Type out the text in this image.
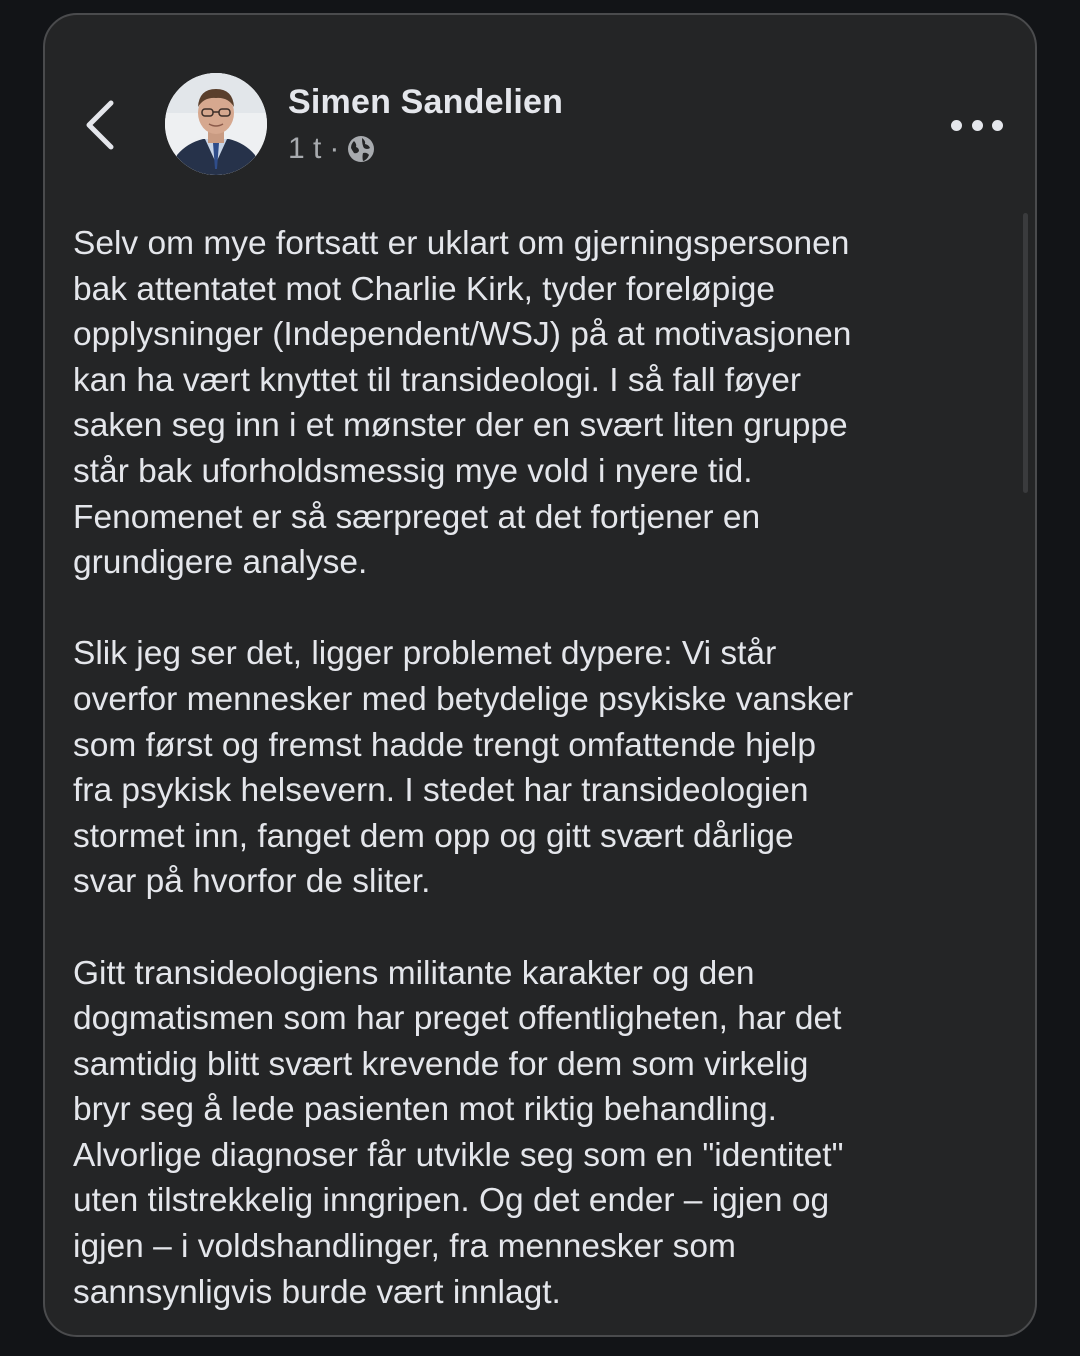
Simen Sandelien
1 t ·

Selv om mye fortsatt er uklart om gjerningspersonen
bak attentatet mot Charlie Kirk, tyder foreløpige
opplysninger (Independent/WSJ) på at motivasjonen
kan ha vært knyttet til transideologi. I så fall føyer
saken seg inn i et mønster der en svært liten gruppe
står bak uforholdsmessig mye vold i nyere tid.
Fenomenet er så særpreget at det fortjener en
grundigere analyse.

Slik jeg ser det, ligger problemet dypere: Vi står
overfor mennesker med betydelige psykiske vansker
som først og fremst hadde trengt omfattende hjelp
fra psykisk helsevern. I stedet har transideologien
stormet inn, fanget dem opp og gitt svært dårlige
svar på hvorfor de sliter.

Gitt transideologiens militante karakter og den
dogmatismen som har preget offentligheten, har det
samtidig blitt svært krevende for dem som virkelig
bryr seg å lede pasienten mot riktig behandling.
Alvorlige diagnoser får utvikle seg som en "identitet"
uten tilstrekkelig inngripen. Og det ender – igjen og
igjen – i voldshandlinger, fra mennesker som
sannsynligvis burde vært innlagt.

──────

** SHORT PROBLEM **
How many of these lines contain "igjen"? Write only the number.

** OUTPUT FOR THIS EXERCISE **
2